## GOAL
Copy nothing but the text: reproduce each line of the listing exactly and leave the pictures out.

Collected data:
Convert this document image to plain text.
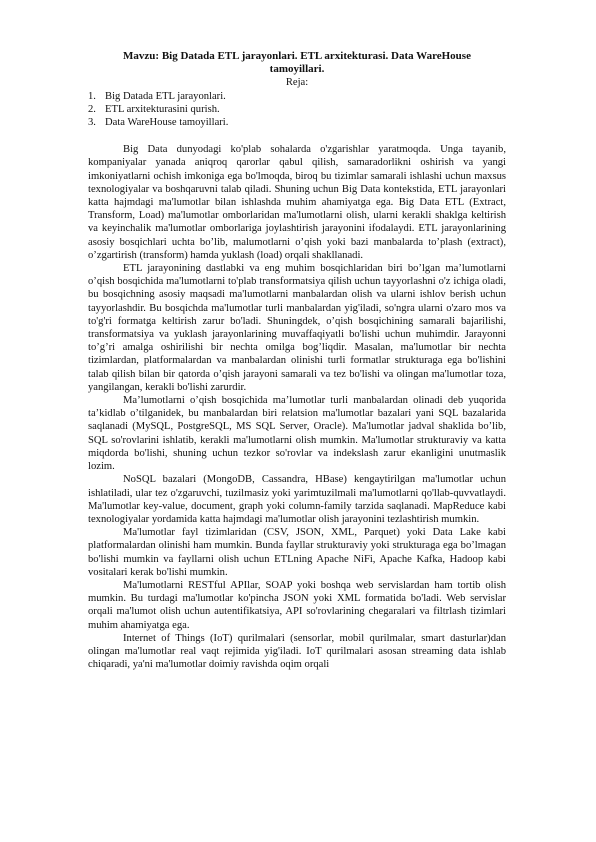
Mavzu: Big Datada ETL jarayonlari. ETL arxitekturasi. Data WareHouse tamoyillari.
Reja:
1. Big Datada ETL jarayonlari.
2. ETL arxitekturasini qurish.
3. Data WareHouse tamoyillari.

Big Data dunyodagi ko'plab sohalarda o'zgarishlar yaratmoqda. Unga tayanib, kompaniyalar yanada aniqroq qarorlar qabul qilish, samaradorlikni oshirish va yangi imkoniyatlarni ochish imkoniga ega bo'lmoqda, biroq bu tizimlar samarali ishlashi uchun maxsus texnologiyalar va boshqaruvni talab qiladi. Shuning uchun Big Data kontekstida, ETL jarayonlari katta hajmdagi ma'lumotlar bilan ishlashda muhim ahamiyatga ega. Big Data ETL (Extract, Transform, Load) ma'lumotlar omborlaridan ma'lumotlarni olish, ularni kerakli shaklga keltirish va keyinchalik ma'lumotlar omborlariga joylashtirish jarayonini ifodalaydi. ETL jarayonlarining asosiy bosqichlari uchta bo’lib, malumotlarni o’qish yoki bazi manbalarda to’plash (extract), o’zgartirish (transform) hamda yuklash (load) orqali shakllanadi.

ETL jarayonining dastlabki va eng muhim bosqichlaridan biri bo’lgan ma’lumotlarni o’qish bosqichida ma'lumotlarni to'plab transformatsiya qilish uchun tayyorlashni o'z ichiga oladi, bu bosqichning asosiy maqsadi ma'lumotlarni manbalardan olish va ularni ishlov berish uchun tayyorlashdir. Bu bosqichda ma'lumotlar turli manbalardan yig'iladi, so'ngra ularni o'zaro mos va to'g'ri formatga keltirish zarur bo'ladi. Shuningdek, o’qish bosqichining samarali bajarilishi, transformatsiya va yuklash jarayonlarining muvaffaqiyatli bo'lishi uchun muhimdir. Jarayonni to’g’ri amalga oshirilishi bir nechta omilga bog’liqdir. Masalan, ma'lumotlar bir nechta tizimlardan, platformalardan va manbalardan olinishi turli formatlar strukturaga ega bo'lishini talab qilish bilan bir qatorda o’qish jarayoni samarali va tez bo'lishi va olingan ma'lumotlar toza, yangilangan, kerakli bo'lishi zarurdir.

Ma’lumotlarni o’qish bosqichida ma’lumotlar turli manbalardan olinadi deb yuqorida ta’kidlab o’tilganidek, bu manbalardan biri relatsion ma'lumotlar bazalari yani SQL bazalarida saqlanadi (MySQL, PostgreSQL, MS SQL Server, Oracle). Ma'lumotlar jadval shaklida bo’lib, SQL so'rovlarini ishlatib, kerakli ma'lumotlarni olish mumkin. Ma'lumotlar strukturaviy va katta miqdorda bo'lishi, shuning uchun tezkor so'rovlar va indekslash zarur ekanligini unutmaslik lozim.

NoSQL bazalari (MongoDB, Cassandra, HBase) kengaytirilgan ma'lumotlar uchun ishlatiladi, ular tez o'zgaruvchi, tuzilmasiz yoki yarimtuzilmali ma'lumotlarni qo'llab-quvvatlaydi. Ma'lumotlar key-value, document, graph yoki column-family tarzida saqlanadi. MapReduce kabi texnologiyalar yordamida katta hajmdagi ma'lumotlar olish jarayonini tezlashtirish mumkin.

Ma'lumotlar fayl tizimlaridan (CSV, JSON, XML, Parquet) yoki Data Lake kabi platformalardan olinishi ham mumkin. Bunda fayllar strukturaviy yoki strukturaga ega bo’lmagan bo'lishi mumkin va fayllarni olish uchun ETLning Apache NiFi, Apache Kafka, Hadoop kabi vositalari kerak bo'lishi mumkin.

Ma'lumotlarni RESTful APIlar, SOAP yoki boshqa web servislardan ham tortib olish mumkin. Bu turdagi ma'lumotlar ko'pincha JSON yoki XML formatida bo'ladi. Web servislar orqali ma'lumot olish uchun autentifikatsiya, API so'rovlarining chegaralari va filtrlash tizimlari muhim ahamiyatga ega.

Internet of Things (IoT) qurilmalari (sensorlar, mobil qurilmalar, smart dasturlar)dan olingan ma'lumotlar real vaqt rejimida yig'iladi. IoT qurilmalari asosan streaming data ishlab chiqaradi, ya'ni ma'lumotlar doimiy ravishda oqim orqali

## RESPONSE TO THE EXERCISE
Convert this document image to plain text.
Mavzu: Big Datada ETL jarayonlari. ETL arxitekturasi. Data WareHouse tamoyillari.
Reja:
1. Big Datada ETL jarayonlari.
2. ETL arxitekturasini qurish.
3. Data WareHouse tamoyillari.

Big Data dunyodagi ko'plab sohalarda o'zgarishlar yaratmoqda. Unga tayanib, kompaniyalar yanada aniqroq qarorlar qabul qilish, samaradorlikni oshirish va yangi imkoniyatlarni ochish imkoniga ega bo'lmoqda, biroq bu tizimlar samarali ishlashi uchun maxsus texnologiyalar va boshqaruvni talab qiladi. Shuning uchun Big Data kontekstida, ETL jarayonlari katta hajmdagi ma'lumotlar bilan ishlashda muhim ahamiyatga ega. Big Data ETL (Extract, Transform, Load) ma'lumotlar omborlaridan ma'lumotlarni olish, ularni kerakli shaklga keltirish va keyinchalik ma'lumotlar omborlariga joylashtirish jarayonini ifodalaydi. ETL jarayonlarining asosiy bosqichlari uchta bo’lib, malumotlarni o’qish yoki bazi manbalarda to’plash (extract), o’zgartirish (transform) hamda yuklash (load) orqali shakllanadi.

ETL jarayonining dastlabki va eng muhim bosqichlaridan biri bo’lgan ma’lumotlarni o’qish bosqichida ma'lumotlarni to'plab transformatsiya qilish uchun tayyorlashni o'z ichiga oladi, bu bosqichning asosiy maqsadi ma'lumotlarni manbalardan olish va ularni ishlov berish uchun tayyorlashdir. Bu bosqichda ma'lumotlar turli manbalardan yig'iladi, so'ngra ularni o'zaro mos va to'g'ri formatga keltirish zarur bo'ladi. Shuningdek, o’qish bosqichining samarali bajarilishi, transformatsiya va yuklash jarayonlarining muvaffaqiyatli bo'lishi uchun muhimdir. Jarayonni to’g’ri amalga oshirilishi bir nechta omilga bog’liqdir. Masalan, ma'lumotlar bir nechta tizimlardan, platformalardan va manbalardan olinishi turli formatlar strukturaga ega bo'lishini talab qilish bilan bir qatorda o’qish jarayoni samarali va tez bo'lishi va olingan ma'lumotlar toza, yangilangan, kerakli bo'lishi zarurdir.

Ma’lumotlarni o’qish bosqichida ma’lumotlar turli manbalardan olinadi deb yuqorida ta’kidlab o’tilganidek, bu manbalardan biri relatsion ma'lumotlar bazalari yani SQL bazalarida saqlanadi (MySQL, PostgreSQL, MS SQL Server, Oracle). Ma'lumotlar jadval shaklida bo’lib, SQL so'rovlarini ishlatib, kerakli ma'lumotlarni olish mumkin. Ma'lumotlar strukturaviy va katta miqdorda bo'lishi, shuning uchun tezkor so'rovlar va indekslash zarur ekanligini unutmaslik lozim.

NoSQL bazalari (MongoDB, Cassandra, HBase) kengaytirilgan ma'lumotlar uchun ishlatiladi, ular tez o'zgaruvchi, tuzilmasiz yoki yarimtuzilmali ma'lumotlarni qo'llab-quvvatlaydi. Ma'lumotlar key-value, document, graph yoki column-family tarzida saqlanadi. MapReduce kabi texnologiyalar yordamida katta hajmdagi ma'lumotlar olish jarayonini tezlashtirish mumkin.

Ma'lumotlar fayl tizimlaridan (CSV, JSON, XML, Parquet) yoki Data Lake kabi platformalardan olinishi ham mumkin. Bunda fayllar strukturaviy yoki strukturaga ega bo’lmagan bo'lishi mumkin va fayllarni olish uchun ETLning Apache NiFi, Apache Kafka, Hadoop kabi vositalari kerak bo'lishi mumkin.

Ma'lumotlarni RESTful APIlar, SOAP yoki boshqa web servislardan ham tortib olish mumkin. Bu turdagi ma'lumotlar ko'pincha JSON yoki XML formatida bo'ladi. Web servislar orqali ma'lumot olish uchun autentifikatsiya, API so'rovlarining chegaralari va filtrlash tizimlari muhim ahamiyatga ega.

Internet of Things (IoT) qurilmalari (sensorlar, mobil qurilmalar, smart dasturlar)dan olingan ma'lumotlar real vaqt rejimida yig'iladi. IoT qurilmalari asosan streaming data ishlab chiqaradi, ya'ni ma'lumotlar doimiy ravishda oqim orqali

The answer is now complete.